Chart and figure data
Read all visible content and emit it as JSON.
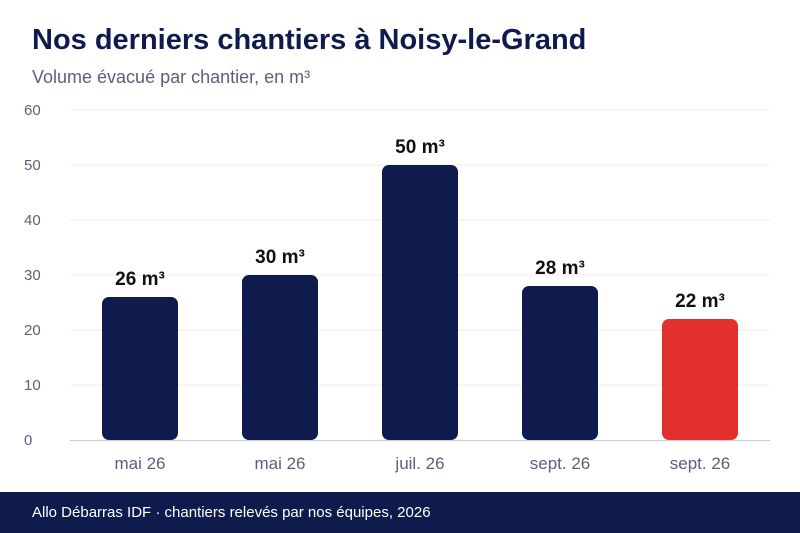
{
  "header": {
    "title": "Nos derniers chantiers à Noisy-le-Grand",
    "subtitle": "Volume évacué par chantier, en m³"
  },
  "footer": {
    "text": "Allo Débarras IDF · chantiers relevés par nos équipes, 2026"
  },
  "colors": {
    "bar": "#0f1b4c",
    "highlight_bar": "#e3302f",
    "grid": "#ececf1",
    "axis_text": "#5a6178",
    "label_text": "#111111"
  },
  "chart_data": {
    "type": "bar",
    "title": "Nos derniers chantiers à Noisy-le-Grand",
    "subtitle": "Volume évacué par chantier, en m³",
    "categories": [
      "mai 26",
      "mai 26",
      "juil. 26",
      "sept. 26",
      "sept. 26"
    ],
    "values": [
      26,
      30,
      50,
      28,
      22
    ],
    "data_labels": [
      "26 m³",
      "30 m³",
      "50 m³",
      "28 m³",
      "22 m³"
    ],
    "highlight_index": 4,
    "ylim": [
      0,
      60
    ],
    "yticks": [
      0,
      10,
      20,
      30,
      40,
      50,
      60
    ],
    "grid": true,
    "xlabel": "",
    "ylabel": ""
  }
}
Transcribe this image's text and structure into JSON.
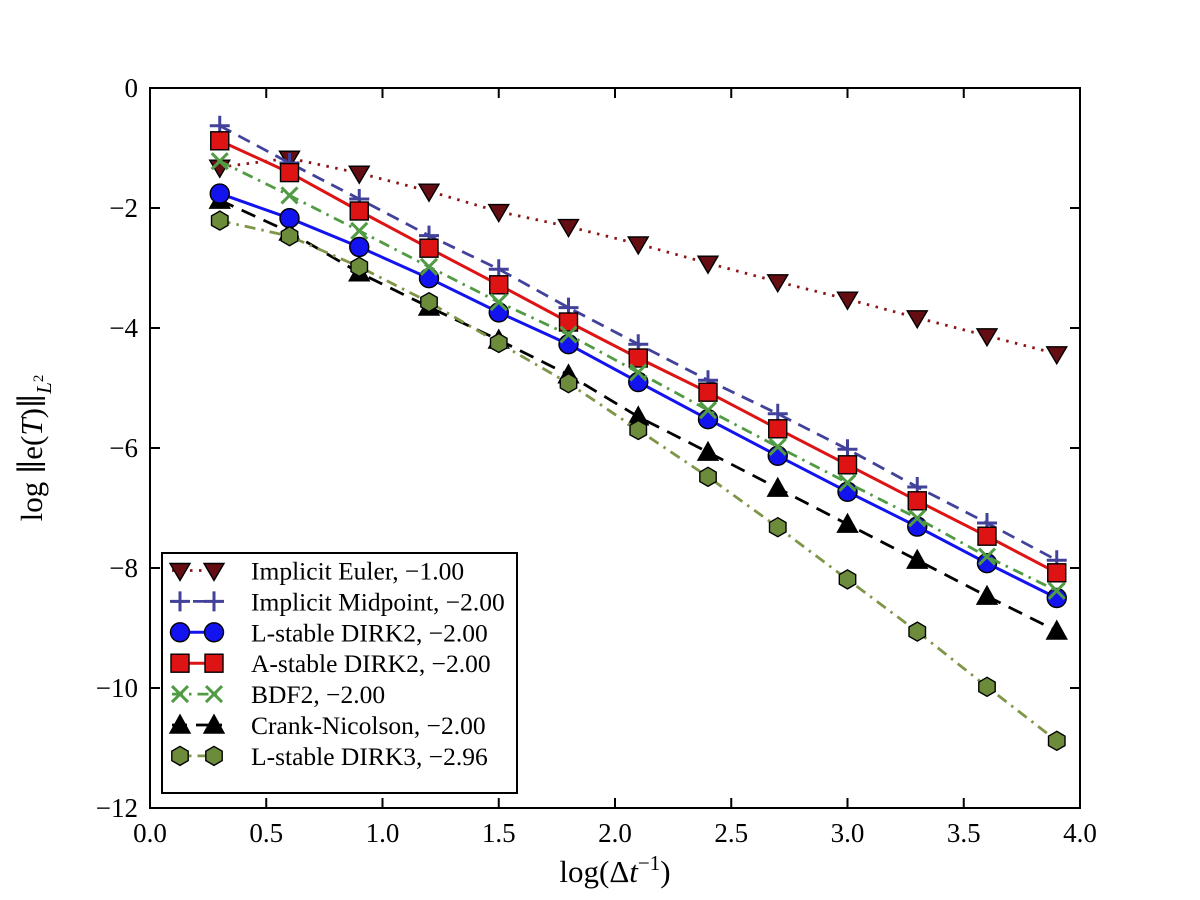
{
  "figure": {
    "background": "#ffffff",
    "axes": {
      "xlabel": {
        "pre": "log(Δ",
        "var": "t",
        "sup": "−1",
        "post": ")"
      },
      "ylabel": {
        "pre": "log ∥e(",
        "var": "T",
        "post": ")∥",
        "sub": "L",
        "sub_sup": "2"
      },
      "xtick_labels": [
        "0.0",
        "0.5",
        "1.0",
        "1.5",
        "2.0",
        "2.5",
        "3.0",
        "3.5",
        "4.0"
      ],
      "ytick_labels": [
        "0",
        "−2",
        "−4",
        "−6",
        "−8",
        "−10",
        "−12"
      ],
      "xticks": [
        0.0,
        0.5,
        1.0,
        1.5,
        2.0,
        2.5,
        3.0,
        3.5,
        4.0
      ],
      "yticks": [
        0,
        -2,
        -4,
        -6,
        -8,
        -10,
        -12
      ],
      "xlim": [
        0.0,
        4.0
      ],
      "ylim": [
        -12,
        0
      ],
      "grid": false,
      "tick_direction": "in",
      "spine_color": "#000000"
    },
    "legend": {
      "position": "lower-left",
      "border_color": "#000000",
      "background": "#ffffff"
    }
  },
  "chart_data": {
    "type": "line",
    "title": "",
    "xlabel": "log(Δt^-1)",
    "ylabel": "log ||e(T)||_L2",
    "xlim": [
      0.0,
      4.0
    ],
    "ylim": [
      -12,
      0
    ],
    "grid": false,
    "legend_position": "lower-left",
    "x": [
      0.3,
      0.6,
      0.9,
      1.2,
      1.5,
      1.8,
      2.1,
      2.4,
      2.7,
      3.0,
      3.3,
      3.6,
      3.9
    ],
    "series": [
      {
        "name": "Implicit Euler, −1.00",
        "fitted_slope": "−1.00",
        "marker": "triangle-down",
        "line_style": "dotted",
        "dash": "2.5 6.5",
        "color": "#8b1515",
        "marker_fill": "#640d12",
        "values": [
          -1.32,
          -1.17,
          -1.42,
          -1.72,
          -2.06,
          -2.31,
          -2.6,
          -2.92,
          -3.23,
          -3.52,
          -3.83,
          -4.13,
          -4.43
        ]
      },
      {
        "name": "Implicit Midpoint, −2.00",
        "fitted_slope": "−2.00",
        "marker": "plus",
        "line_style": "dashed",
        "dash": "13 8",
        "color": "#42429b",
        "marker_fill": "#42429b",
        "values": [
          -0.63,
          -1.25,
          -1.85,
          -2.46,
          -3.02,
          -3.66,
          -4.27,
          -4.87,
          -5.43,
          -6.02,
          -6.65,
          -7.25,
          -7.87
        ]
      },
      {
        "name": "L-stable DIRK2, −2.00",
        "fitted_slope": "−2.00",
        "marker": "circle",
        "line_style": "solid",
        "dash": null,
        "color": "#1313ef",
        "marker_fill": "#1313ef",
        "values": [
          -1.76,
          -2.17,
          -2.65,
          -3.17,
          -3.74,
          -4.27,
          -4.9,
          -5.52,
          -6.13,
          -6.73,
          -7.31,
          -7.92,
          -8.5
        ]
      },
      {
        "name": "A-stable DIRK2, −2.00",
        "fitted_slope": "−2.00",
        "marker": "square",
        "line_style": "solid",
        "dash": null,
        "color": "#de1414",
        "marker_fill": "#de1414",
        "values": [
          -0.88,
          -1.41,
          -2.05,
          -2.67,
          -3.28,
          -3.9,
          -4.5,
          -5.07,
          -5.68,
          -6.28,
          -6.88,
          -7.47,
          -8.08
        ]
      },
      {
        "name": "BDF2, −2.00",
        "fitted_slope": "−2.00",
        "marker": "x",
        "line_style": "dashdot",
        "dash": "11 6 2.5 6",
        "color": "#509b43",
        "marker_fill": "#509b43",
        "values": [
          -1.22,
          -1.79,
          -2.38,
          -2.98,
          -3.57,
          -4.11,
          -4.74,
          -5.37,
          -5.98,
          -6.58,
          -7.17,
          -7.81,
          -8.38
        ]
      },
      {
        "name": "Crank-Nicolson, −2.00",
        "fitted_slope": "−2.00",
        "marker": "triangle-up",
        "line_style": "dashed",
        "dash": "15 9",
        "color": "#000000",
        "marker_fill": "#000000",
        "values": [
          -1.87,
          -2.4,
          -3.08,
          -3.65,
          -4.2,
          -4.78,
          -5.48,
          -6.07,
          -6.67,
          -7.27,
          -7.87,
          -8.47,
          -9.05
        ]
      },
      {
        "name": "L-stable DIRK3, −2.96",
        "fitted_slope": "−2.96",
        "marker": "hexagon",
        "line_style": "dashdot",
        "dash": "11 6 2.5 6",
        "color": "#7f9649",
        "marker_fill": "#6c8c3c",
        "values": [
          -2.21,
          -2.47,
          -2.98,
          -3.57,
          -4.25,
          -4.92,
          -5.7,
          -6.48,
          -7.32,
          -8.19,
          -9.06,
          -9.98,
          -10.88
        ]
      }
    ]
  }
}
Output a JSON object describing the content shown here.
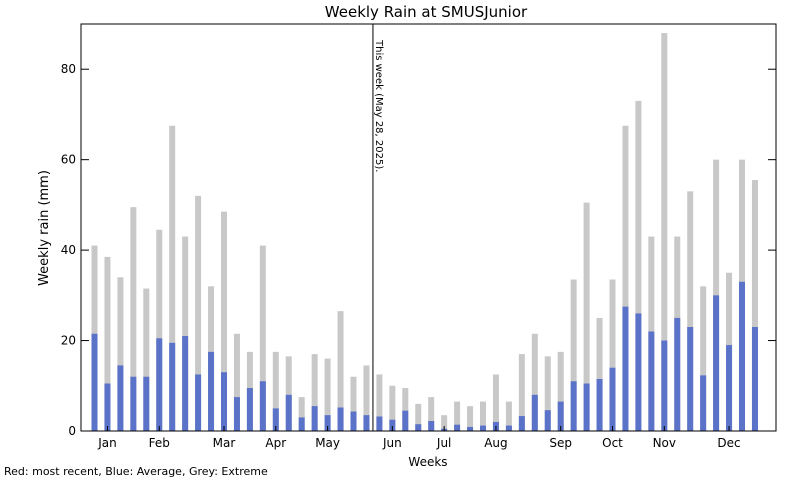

*Brief*
Search the records for the word "left", then list every line that has it.

*Answer to this problem*
      "position": "lower-left",
    "legend_position": "lower-left",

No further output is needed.